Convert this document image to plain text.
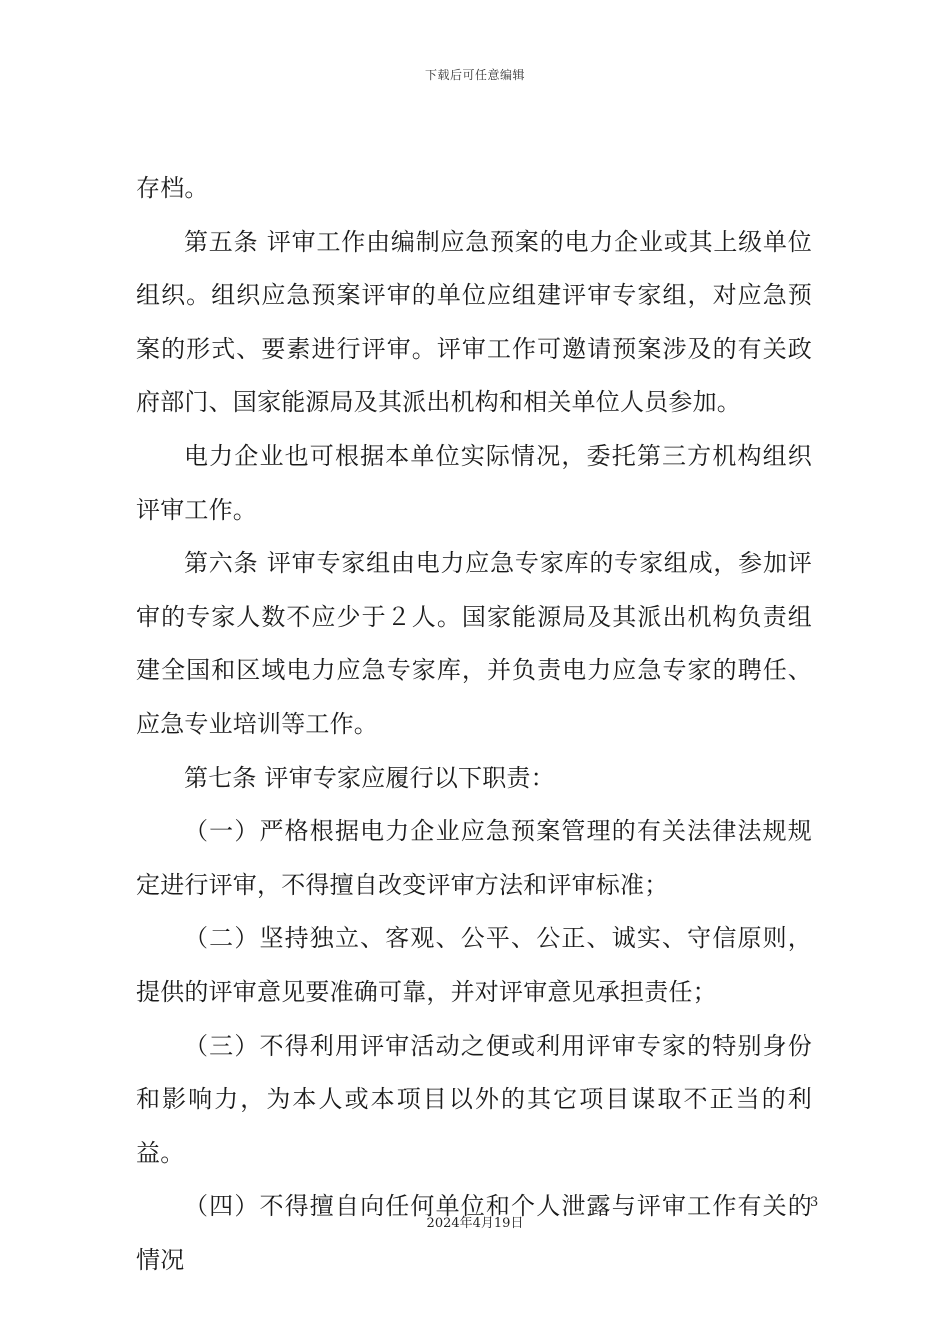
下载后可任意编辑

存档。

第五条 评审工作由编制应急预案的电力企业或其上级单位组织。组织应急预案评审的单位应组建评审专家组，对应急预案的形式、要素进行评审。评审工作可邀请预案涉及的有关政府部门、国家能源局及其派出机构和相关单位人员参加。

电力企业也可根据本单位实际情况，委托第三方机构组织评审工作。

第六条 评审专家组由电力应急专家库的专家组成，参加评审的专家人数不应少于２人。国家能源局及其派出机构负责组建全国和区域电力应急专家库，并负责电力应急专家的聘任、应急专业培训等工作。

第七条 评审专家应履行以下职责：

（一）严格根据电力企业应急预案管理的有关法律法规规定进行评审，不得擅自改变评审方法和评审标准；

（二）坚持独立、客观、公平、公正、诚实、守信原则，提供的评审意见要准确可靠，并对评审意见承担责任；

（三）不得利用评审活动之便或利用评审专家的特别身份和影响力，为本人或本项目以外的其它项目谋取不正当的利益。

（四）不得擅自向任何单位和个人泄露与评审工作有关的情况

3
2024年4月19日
***
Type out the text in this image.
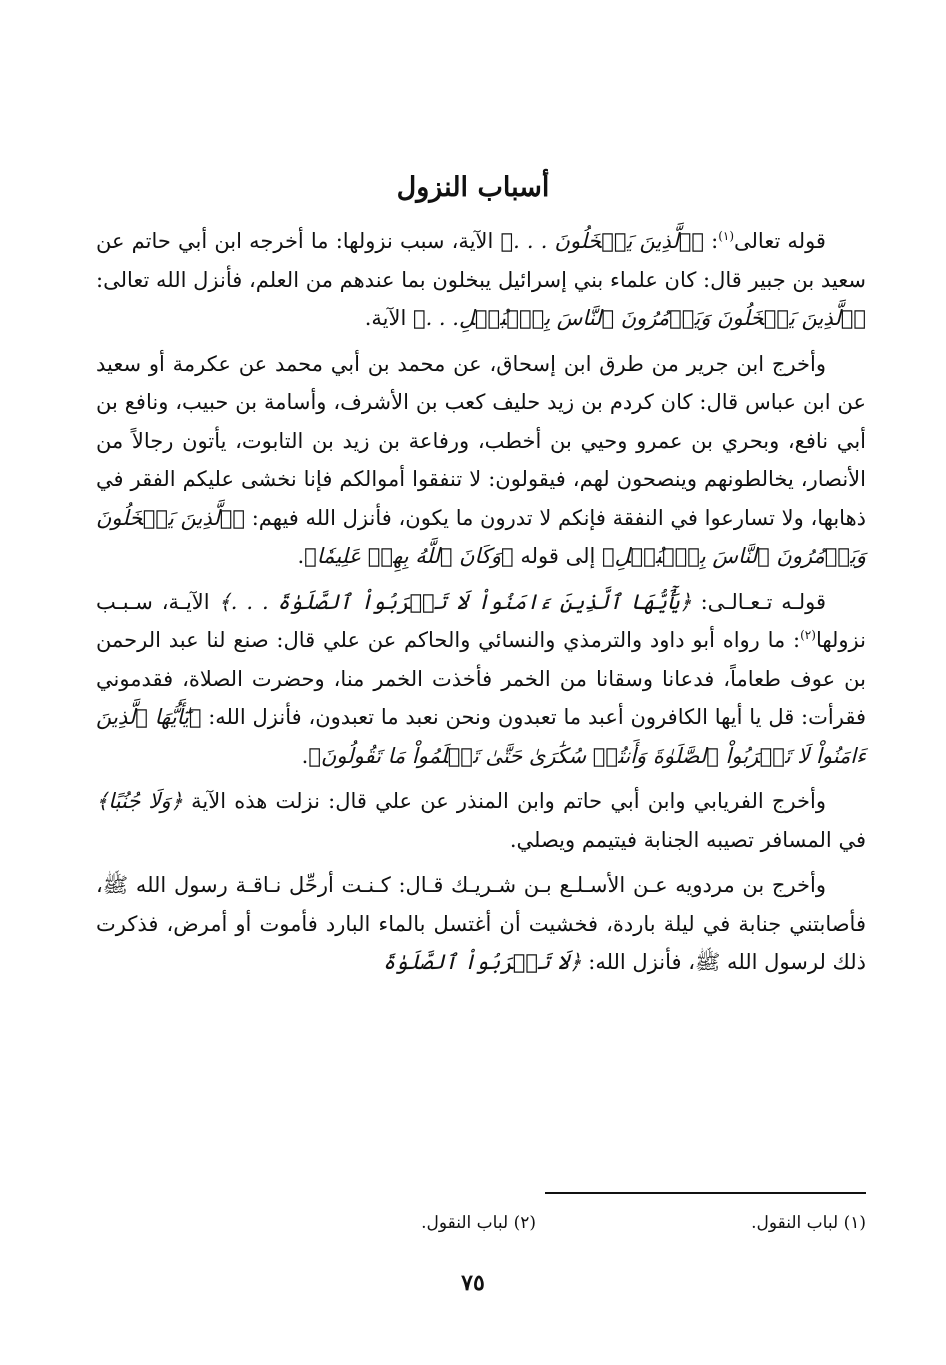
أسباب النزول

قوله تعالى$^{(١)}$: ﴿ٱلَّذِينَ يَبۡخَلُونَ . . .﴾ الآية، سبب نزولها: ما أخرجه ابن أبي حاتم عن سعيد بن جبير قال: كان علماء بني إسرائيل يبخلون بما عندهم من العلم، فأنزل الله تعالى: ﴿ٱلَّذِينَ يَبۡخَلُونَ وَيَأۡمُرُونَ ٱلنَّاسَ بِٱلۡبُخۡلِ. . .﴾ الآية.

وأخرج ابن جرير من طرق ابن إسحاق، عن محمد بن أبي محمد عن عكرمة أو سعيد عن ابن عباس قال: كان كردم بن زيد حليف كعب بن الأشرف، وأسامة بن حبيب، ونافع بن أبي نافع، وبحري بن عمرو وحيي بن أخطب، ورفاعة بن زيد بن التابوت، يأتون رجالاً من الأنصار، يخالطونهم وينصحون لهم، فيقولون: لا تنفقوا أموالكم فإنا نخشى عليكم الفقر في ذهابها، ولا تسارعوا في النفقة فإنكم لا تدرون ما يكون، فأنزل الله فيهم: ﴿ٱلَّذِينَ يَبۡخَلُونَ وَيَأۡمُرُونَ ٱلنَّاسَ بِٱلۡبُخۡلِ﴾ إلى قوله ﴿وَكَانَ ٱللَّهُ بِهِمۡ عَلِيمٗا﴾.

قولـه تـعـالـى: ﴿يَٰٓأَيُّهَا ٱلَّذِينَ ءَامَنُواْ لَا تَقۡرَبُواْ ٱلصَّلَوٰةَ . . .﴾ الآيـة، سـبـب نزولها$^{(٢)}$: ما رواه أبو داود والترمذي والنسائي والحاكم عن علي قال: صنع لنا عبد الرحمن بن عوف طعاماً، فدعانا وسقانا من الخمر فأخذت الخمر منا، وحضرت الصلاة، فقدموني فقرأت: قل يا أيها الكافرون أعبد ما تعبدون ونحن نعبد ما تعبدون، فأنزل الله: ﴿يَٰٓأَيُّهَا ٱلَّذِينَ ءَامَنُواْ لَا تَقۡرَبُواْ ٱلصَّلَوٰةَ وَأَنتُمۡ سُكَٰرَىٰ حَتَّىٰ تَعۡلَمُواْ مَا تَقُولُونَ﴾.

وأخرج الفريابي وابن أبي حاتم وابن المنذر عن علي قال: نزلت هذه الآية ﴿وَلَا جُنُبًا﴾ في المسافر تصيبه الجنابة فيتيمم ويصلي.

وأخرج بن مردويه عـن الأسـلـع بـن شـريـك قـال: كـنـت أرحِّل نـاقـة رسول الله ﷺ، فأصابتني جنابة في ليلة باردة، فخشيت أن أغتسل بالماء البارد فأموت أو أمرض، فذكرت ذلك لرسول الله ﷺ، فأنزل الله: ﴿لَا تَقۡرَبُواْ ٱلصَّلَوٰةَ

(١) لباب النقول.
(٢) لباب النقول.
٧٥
***
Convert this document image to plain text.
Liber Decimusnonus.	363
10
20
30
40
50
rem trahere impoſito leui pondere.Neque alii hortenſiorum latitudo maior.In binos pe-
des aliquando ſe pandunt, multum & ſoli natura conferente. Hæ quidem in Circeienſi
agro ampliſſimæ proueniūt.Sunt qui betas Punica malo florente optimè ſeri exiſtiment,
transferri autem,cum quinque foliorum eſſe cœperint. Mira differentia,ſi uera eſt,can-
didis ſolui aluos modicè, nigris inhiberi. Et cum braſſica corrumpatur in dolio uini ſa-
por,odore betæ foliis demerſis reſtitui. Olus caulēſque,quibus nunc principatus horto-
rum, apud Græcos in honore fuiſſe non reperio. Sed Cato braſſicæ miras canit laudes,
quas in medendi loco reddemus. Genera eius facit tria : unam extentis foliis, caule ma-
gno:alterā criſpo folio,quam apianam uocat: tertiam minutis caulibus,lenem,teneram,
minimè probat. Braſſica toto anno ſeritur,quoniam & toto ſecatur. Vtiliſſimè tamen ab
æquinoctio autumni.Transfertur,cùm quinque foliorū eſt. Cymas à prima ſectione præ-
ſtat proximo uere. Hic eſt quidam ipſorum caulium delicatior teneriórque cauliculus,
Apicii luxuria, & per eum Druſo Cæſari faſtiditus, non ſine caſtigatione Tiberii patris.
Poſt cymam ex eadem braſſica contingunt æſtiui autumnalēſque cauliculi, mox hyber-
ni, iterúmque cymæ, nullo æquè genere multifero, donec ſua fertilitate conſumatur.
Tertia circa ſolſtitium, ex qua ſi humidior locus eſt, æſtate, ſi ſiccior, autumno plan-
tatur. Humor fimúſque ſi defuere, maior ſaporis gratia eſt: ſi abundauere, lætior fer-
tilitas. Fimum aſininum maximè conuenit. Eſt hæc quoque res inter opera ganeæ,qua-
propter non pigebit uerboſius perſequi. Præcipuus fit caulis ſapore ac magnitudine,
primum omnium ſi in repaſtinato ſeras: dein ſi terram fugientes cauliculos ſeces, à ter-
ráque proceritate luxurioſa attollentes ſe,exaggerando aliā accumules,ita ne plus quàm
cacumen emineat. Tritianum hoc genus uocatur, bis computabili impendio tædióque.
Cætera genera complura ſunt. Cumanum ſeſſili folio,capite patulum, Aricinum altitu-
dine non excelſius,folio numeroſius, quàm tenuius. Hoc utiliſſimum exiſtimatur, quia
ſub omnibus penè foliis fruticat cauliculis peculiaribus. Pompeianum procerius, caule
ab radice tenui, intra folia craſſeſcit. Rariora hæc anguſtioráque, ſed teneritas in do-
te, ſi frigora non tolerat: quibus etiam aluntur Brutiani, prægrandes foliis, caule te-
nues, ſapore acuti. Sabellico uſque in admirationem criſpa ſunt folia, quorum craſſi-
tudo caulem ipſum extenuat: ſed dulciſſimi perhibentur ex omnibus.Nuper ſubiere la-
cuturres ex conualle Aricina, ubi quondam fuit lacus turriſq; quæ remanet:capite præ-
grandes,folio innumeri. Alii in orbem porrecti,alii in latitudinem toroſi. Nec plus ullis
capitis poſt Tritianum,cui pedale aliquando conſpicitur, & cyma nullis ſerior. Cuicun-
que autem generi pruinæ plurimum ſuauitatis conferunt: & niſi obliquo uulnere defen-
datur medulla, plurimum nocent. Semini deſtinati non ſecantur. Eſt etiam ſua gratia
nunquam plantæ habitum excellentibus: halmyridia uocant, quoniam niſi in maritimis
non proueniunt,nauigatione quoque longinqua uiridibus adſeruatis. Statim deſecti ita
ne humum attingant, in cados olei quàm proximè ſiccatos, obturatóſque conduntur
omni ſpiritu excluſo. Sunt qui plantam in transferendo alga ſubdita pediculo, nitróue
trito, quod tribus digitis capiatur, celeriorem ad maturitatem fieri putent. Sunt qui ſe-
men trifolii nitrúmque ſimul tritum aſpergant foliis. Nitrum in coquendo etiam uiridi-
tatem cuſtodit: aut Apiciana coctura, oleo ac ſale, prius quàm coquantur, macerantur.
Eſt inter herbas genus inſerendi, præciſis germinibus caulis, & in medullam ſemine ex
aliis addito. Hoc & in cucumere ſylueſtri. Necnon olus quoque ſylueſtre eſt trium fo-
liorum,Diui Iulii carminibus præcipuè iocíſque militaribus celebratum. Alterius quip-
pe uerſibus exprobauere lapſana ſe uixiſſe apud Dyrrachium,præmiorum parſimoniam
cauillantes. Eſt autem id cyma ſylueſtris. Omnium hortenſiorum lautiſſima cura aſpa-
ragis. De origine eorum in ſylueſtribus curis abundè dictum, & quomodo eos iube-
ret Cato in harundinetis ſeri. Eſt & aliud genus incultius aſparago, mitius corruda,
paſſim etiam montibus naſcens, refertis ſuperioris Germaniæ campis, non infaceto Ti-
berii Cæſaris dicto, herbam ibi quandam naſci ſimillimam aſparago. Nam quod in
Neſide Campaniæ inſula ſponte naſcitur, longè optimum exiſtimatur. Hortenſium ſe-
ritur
***
> **What you need to do**
Copy all lines of the material above where the string "plurimum" occurs.

> **Problem solution**
que autem generi pruinæ plurimum ſuauitatis conferunt: & niſi obliquo uulnere defen-
datur medulla, plurimum nocent. Semini deſtinati non ſecantur. Eſt etiam ſua gratia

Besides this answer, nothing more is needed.